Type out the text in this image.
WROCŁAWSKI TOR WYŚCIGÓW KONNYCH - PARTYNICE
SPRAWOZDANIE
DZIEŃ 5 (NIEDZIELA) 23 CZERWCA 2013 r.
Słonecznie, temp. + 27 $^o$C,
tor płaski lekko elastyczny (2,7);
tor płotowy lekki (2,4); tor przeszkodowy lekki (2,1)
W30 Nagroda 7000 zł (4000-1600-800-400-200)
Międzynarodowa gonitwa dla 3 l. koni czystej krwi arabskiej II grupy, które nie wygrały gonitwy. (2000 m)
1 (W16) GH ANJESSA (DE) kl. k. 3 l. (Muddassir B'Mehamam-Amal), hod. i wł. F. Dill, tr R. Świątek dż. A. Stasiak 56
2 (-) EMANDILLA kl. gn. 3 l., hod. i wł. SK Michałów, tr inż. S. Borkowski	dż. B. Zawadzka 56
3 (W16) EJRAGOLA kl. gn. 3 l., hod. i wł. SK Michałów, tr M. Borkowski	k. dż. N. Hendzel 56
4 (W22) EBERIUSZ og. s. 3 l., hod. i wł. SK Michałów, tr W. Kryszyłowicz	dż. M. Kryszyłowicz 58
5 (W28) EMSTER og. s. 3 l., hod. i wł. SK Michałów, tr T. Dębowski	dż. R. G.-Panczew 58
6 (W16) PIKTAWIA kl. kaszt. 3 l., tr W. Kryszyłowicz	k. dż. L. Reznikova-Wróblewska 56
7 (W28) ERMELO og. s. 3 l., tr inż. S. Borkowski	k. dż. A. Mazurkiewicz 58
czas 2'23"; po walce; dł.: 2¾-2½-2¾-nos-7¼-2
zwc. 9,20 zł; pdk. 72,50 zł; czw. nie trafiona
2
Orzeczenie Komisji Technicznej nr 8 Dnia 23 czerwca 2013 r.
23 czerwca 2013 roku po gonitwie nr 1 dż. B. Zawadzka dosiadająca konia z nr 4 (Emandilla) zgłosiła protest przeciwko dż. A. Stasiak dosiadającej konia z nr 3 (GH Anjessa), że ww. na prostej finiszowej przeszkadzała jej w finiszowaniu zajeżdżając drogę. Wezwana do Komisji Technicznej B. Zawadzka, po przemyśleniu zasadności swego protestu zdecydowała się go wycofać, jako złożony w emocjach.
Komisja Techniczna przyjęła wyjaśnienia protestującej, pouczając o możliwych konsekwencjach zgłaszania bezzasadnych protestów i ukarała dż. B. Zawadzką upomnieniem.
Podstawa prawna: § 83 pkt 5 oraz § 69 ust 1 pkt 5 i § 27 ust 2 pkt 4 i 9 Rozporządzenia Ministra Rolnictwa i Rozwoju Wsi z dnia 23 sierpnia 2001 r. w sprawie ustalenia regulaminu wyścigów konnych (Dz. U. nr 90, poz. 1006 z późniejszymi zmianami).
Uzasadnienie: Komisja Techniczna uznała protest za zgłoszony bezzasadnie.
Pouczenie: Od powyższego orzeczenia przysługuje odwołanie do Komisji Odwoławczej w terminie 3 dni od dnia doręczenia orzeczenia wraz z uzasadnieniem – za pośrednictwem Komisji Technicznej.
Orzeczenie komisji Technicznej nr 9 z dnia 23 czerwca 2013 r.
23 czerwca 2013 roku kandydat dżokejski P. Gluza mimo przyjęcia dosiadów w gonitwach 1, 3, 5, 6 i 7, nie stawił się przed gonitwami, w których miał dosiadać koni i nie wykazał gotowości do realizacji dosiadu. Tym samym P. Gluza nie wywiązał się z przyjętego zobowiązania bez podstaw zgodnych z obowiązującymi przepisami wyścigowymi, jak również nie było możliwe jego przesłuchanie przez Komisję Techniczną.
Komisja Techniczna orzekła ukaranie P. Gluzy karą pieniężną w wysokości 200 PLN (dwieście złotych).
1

# # # #

Short problem => Reproduce the entire listing word for word.

Problem solution =>
Type out the text in this image.
WROCŁAWSKI TOR WYŚCIGÓW KONNYCH - PARTYNICE
SPRAWOZDANIE
DZIEŃ 5 (NIEDZIELA) 23 CZERWCA 2013 r.
Słonecznie, temp. + 27 $^o$C,
tor płaski lekko elastyczny (2,7);
tor płotowy lekki (2,4); tor przeszkodowy lekki (2,1)
W30 Nagroda 7000 zł (4000-1600-800-400-200)
Międzynarodowa gonitwa dla 3 l. koni czystej krwi arabskiej II grupy, które nie wygrały gonitwy. (2000 m)
1 (W16) GH ANJESSA (DE) kl. k. 3 l. (Muddassir B'Mehamam-Amal), hod. i wł. F. Dill, tr R. Świątek dż. A. Stasiak 56
2 (-) EMANDILLA kl. gn. 3 l., hod. i wł. SK Michałów, tr inż. S. Borkowski	dż. B. Zawadzka 56
3 (W16) EJRAGOLA kl. gn. 3 l., hod. i wł. SK Michałów, tr M. Borkowski	k. dż. N. Hendzel 56
4 (W22) EBERIUSZ og. s. 3 l., hod. i wł. SK Michałów, tr W. Kryszyłowicz	dż. M. Kryszyłowicz 58
5 (W28) EMSTER og. s. 3 l., hod. i wł. SK Michałów, tr T. Dębowski	dż. R. G.-Panczew 58
6 (W16) PIKTAWIA kl. kaszt. 3 l., tr W. Kryszyłowicz	k. dż. L. Reznikova-Wróblewska 56
7 (W28) ERMELO og. s. 3 l., tr inż. S. Borkowski	k. dż. A. Mazurkiewicz 58
czas 2'23"; po walce; dł.: 2¾-2½-2¾-nos-7¼-2
zwc. 9,20 zł; pdk. 72,50 zł; czw. nie trafiona
2
Orzeczenie Komisji Technicznej nr 8 Dnia 23 czerwca 2013 r.
23 czerwca 2013 roku po gonitwie nr 1 dż. B. Zawadzka dosiadająca konia z nr 4 (Emandilla) zgłosiła protest przeciwko dż. A. Stasiak dosiadającej konia z nr 3 (GH Anjessa), że ww. na prostej finiszowej przeszkadzała jej w finiszowaniu zajeżdżając drogę. Wezwana do Komisji Technicznej B. Zawadzka, po przemyśleniu zasadności swego protestu zdecydowała się go wycofać, jako złożony w emocjach.
Komisja Techniczna przyjęła wyjaśnienia protestującej, pouczając o możliwych konsekwencjach zgłaszania bezzasadnych protestów i ukarała dż. B. Zawadzką upomnieniem.
Podstawa prawna: § 83 pkt 5 oraz § 69 ust 1 pkt 5 i § 27 ust 2 pkt 4 i 9 Rozporządzenia Ministra Rolnictwa i Rozwoju Wsi z dnia 23 sierpnia 2001 r. w sprawie ustalenia regulaminu wyścigów konnych (Dz. U. nr 90, poz. 1006 z późniejszymi zmianami).
Uzasadnienie: Komisja Techniczna uznała protest za zgłoszony bezzasadnie.
Pouczenie: Od powyższego orzeczenia przysługuje odwołanie do Komisji Odwoławczej w terminie 3 dni od dnia doręczenia orzeczenia wraz z uzasadnieniem – za pośrednictwem Komisji Technicznej.
Orzeczenie komisji Technicznej nr 9 z dnia 23 czerwca 2013 r.
23 czerwca 2013 roku kandydat dżokejski P. Gluza mimo przyjęcia dosiadów w gonitwach 1, 3, 5, 6 i 7, nie stawił się przed gonitwami, w których miał dosiadać koni i nie wykazał gotowości do realizacji dosiadu. Tym samym P. Gluza nie wywiązał się z przyjętego zobowiązania bez podstaw zgodnych z obowiązującymi przepisami wyścigowymi, jak również nie było możliwe jego przesłuchanie przez Komisję Techniczną.
Komisja Techniczna orzekła ukaranie P. Gluzy karą pieniężną w wysokości 200 PLN (dwieście złotych).
1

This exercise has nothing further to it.